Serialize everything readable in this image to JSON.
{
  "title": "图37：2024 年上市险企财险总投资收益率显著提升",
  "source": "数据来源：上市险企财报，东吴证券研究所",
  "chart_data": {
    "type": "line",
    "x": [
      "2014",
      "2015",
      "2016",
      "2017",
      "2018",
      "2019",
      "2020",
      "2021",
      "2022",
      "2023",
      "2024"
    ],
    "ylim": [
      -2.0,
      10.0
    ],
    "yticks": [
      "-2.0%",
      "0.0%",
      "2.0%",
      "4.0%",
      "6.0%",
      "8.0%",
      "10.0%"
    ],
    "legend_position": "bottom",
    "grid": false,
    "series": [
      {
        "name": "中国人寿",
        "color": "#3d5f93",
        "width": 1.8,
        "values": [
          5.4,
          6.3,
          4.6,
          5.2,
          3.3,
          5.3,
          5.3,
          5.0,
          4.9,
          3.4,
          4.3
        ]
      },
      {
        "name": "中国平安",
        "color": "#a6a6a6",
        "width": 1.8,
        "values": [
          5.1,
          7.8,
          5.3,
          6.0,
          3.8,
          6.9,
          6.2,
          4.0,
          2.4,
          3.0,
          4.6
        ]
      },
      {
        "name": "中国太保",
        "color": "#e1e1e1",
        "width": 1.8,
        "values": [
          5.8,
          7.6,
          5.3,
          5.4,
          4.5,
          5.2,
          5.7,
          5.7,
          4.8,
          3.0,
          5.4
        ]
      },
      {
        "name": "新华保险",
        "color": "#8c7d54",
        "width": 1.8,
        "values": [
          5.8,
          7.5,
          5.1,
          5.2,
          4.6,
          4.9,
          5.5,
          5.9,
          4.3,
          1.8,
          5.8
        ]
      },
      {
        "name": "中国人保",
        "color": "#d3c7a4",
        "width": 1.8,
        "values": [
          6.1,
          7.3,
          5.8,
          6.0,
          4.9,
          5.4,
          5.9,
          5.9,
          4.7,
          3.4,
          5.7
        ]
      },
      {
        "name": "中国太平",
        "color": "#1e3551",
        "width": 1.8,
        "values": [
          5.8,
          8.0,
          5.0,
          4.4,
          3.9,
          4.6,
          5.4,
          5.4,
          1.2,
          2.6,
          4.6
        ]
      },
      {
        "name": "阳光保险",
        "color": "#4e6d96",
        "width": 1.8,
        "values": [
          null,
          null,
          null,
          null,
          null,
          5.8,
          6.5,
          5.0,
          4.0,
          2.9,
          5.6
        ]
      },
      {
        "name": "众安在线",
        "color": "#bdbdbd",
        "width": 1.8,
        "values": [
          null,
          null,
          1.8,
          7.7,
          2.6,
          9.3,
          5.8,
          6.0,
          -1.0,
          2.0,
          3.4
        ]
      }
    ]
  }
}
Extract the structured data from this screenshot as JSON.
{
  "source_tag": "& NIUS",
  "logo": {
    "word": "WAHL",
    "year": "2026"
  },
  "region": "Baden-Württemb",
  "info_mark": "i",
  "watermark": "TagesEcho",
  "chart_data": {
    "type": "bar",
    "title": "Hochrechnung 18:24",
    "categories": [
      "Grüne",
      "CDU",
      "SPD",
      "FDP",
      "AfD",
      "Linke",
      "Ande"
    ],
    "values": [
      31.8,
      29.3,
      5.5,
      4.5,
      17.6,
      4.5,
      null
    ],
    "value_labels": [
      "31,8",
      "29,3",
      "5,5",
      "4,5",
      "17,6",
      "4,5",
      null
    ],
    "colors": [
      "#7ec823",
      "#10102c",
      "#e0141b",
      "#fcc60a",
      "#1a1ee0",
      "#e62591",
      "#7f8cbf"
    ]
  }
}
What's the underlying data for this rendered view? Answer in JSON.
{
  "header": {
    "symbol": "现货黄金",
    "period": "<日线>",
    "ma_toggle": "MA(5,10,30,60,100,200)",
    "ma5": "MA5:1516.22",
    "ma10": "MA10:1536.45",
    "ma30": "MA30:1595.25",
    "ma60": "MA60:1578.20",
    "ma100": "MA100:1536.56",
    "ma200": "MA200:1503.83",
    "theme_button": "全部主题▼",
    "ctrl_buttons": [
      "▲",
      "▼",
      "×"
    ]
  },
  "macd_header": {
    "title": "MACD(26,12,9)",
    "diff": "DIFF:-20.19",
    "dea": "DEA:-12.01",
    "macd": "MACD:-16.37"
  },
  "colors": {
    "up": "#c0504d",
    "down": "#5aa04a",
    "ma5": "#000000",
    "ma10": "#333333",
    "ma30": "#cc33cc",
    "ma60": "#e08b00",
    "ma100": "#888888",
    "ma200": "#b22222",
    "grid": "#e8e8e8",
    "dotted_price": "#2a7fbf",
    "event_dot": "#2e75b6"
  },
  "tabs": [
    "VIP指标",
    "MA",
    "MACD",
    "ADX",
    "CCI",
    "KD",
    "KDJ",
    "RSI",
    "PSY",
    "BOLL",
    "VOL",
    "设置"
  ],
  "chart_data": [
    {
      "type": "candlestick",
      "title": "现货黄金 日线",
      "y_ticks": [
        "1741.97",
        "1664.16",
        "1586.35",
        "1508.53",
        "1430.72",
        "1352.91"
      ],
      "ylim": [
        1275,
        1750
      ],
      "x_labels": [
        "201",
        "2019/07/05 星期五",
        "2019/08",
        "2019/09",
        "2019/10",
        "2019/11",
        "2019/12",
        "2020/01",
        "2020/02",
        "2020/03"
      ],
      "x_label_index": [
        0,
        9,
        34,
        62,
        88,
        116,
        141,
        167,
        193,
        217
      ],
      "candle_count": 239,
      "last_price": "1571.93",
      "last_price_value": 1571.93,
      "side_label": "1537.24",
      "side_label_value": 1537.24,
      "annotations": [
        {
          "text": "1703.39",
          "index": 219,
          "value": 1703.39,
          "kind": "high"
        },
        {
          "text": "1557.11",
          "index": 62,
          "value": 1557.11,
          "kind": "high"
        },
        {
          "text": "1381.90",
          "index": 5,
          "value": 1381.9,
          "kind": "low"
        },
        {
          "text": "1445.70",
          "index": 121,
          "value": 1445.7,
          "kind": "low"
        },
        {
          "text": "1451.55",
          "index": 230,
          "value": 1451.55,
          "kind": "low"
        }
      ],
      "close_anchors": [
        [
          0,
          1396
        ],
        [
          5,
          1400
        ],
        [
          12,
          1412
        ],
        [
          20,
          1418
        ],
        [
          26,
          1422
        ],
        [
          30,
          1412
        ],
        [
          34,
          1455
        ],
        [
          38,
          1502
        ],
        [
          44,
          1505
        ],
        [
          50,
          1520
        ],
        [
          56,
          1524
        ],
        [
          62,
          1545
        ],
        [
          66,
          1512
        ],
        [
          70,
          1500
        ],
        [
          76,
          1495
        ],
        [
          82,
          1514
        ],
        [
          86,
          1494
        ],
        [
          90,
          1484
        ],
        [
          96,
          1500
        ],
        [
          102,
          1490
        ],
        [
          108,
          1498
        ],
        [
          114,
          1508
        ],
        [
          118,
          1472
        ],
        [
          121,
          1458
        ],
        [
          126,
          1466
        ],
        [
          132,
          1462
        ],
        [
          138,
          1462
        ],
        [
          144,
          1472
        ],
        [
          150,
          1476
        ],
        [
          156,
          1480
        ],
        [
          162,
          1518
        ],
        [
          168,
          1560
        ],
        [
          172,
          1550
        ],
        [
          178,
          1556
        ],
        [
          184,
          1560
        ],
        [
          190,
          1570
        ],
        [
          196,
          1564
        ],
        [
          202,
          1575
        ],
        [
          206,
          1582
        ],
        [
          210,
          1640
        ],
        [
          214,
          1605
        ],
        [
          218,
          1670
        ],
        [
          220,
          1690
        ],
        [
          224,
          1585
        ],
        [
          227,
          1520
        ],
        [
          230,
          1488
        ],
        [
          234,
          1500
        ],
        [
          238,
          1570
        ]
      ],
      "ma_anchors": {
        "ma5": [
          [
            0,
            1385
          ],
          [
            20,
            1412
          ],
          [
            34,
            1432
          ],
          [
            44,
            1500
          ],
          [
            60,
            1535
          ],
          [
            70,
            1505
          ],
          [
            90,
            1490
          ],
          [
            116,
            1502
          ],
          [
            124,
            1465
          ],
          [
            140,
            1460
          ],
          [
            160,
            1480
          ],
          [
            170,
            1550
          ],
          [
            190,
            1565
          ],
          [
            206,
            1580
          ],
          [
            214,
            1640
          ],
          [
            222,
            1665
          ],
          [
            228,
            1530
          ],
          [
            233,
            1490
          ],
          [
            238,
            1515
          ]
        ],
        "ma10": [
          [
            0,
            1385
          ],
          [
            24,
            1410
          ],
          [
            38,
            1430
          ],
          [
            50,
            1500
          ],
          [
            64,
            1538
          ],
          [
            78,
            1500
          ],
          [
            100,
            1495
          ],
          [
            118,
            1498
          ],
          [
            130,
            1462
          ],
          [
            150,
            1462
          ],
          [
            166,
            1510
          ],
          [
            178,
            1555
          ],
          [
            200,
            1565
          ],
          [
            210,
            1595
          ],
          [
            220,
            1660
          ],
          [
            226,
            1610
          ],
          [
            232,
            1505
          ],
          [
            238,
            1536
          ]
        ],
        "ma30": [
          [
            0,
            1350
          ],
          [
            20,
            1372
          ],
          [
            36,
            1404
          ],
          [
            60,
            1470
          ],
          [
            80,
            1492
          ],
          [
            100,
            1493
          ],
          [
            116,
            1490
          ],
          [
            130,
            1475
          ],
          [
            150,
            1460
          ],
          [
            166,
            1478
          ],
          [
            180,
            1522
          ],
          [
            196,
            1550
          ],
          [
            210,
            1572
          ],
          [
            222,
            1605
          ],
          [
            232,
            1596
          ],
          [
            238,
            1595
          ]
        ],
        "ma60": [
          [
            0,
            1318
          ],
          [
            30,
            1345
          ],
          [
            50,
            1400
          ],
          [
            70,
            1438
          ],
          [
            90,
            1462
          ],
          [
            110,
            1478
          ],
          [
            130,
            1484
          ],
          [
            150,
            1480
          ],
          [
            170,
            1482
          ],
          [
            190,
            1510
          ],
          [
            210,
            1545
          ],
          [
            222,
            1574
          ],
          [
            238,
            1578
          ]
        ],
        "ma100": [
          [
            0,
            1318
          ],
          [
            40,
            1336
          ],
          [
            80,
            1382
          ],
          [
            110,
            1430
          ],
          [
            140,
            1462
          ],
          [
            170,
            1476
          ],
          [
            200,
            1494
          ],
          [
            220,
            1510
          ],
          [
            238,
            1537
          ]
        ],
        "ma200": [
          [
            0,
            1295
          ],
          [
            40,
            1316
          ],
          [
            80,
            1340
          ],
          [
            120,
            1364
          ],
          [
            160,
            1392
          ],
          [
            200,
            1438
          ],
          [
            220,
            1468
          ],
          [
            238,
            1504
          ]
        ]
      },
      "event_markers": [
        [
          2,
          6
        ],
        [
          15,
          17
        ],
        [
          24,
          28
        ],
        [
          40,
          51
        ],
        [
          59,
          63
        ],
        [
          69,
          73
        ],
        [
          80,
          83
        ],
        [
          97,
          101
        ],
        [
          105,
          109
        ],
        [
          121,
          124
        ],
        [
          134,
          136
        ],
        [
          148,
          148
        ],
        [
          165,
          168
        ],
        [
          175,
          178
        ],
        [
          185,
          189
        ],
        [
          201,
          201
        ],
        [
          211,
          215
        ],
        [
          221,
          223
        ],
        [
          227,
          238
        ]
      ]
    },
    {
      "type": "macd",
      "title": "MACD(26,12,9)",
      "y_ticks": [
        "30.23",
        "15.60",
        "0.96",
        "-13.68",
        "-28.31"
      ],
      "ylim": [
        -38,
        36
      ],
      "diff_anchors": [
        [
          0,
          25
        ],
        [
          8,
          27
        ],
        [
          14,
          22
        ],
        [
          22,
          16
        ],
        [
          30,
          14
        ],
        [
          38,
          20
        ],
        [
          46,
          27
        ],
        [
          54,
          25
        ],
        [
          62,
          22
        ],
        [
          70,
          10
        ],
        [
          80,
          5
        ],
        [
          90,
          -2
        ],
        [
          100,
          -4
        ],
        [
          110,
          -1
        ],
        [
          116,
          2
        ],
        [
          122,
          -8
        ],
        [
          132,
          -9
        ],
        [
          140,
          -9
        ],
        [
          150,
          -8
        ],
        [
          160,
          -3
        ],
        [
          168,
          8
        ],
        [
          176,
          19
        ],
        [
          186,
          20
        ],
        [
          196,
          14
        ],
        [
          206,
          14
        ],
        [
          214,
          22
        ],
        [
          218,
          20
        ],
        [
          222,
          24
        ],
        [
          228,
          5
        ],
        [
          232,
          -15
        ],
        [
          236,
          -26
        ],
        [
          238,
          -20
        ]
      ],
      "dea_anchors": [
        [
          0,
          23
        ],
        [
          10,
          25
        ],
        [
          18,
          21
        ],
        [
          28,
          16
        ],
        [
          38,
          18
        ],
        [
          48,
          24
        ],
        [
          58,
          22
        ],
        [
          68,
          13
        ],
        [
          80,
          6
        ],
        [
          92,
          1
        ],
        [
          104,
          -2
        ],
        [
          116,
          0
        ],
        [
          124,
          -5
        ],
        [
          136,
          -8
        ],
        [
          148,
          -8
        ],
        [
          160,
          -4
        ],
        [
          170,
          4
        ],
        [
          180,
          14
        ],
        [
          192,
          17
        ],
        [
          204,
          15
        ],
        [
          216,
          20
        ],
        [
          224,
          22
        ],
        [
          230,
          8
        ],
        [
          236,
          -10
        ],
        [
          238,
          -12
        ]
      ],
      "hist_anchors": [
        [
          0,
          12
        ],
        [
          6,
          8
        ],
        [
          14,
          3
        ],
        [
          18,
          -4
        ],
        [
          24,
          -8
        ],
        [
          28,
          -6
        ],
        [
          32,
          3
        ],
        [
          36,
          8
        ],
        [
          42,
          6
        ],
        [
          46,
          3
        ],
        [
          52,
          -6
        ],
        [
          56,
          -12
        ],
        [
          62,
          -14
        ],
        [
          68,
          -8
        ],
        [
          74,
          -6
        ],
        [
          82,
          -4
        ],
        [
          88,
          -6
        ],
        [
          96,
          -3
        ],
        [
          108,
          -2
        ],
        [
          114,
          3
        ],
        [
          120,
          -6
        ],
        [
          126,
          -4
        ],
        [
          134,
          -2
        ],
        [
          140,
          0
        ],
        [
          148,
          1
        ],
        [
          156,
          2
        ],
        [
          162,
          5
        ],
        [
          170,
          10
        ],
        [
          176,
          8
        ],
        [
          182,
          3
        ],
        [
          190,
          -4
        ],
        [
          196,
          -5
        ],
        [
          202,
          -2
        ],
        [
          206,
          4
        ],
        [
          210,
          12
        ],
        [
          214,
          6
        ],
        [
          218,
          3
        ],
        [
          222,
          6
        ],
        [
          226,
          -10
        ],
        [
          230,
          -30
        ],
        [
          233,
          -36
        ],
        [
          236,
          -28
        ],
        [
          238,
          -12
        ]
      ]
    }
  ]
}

───

Your goal: How many of the lines above hold the word "text"? Give only that number.

Output below: 5